**What to produce**
Transcribe each record exactly. Include every one.

**Records supplied**
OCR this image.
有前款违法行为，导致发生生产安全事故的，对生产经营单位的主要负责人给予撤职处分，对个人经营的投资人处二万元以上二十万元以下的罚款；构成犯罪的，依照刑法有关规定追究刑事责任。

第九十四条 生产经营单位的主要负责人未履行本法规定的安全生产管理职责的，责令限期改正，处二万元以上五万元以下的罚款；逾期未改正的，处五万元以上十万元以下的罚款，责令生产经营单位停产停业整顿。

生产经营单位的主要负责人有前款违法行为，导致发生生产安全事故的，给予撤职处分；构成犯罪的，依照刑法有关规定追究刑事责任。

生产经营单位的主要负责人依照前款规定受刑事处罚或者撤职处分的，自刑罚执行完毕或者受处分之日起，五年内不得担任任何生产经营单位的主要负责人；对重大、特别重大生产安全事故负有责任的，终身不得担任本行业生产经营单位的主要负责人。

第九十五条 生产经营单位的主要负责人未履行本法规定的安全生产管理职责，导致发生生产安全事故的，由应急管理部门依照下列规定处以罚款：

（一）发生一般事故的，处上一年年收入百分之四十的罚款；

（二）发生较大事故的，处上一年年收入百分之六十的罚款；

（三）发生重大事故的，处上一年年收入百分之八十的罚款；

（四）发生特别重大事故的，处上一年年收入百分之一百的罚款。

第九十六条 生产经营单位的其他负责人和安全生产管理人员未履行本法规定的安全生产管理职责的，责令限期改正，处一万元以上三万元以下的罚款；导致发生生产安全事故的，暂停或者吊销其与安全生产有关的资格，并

**Worked solution**
OCR this image.
有前款违法行为，导致发生生产安全事故的，对生产经营单位的主要负责人给予撤职处分，对个人经营的投资人处二万元以上二十万元以下的罚款；构成犯罪的，依照刑法有关规定追究刑事责任。

第九十四条 生产经营单位的主要负责人未履行本法规定的安全生产管理职责的，责令限期改正，处二万元以上五万元以下的罚款；逾期未改正的，处五万元以上十万元以下的罚款，责令生产经营单位停产停业整顿。

生产经营单位的主要负责人有前款违法行为，导致发生生产安全事故的，给予撤职处分；构成犯罪的，依照刑法有关规定追究刑事责任。

生产经营单位的主要负责人依照前款规定受刑事处罚或者撤职处分的，自刑罚执行完毕或者受处分之日起，五年内不得担任任何生产经营单位的主要负责人；对重大、特别重大生产安全事故负有责任的，终身不得担任本行业生产经营单位的主要负责人。

第九十五条 生产经营单位的主要负责人未履行本法规定的安全生产管理职责，导致发生生产安全事故的，由应急管理部门依照下列规定处以罚款：

（一）发生一般事故的，处上一年年收入百分之四十的罚款；

（二）发生较大事故的，处上一年年收入百分之六十的罚款；

（三）发生重大事故的，处上一年年收入百分之八十的罚款；

（四）发生特别重大事故的，处上一年年收入百分之一百的罚款。

第九十六条 生产经营单位的其他负责人和安全生产管理人员未履行本法规定的安全生产管理职责的，责令限期改正，处一万元以上三万元以下的罚款；导致发生生产安全事故的，暂停或者吊销其与安全生产有关的资格，并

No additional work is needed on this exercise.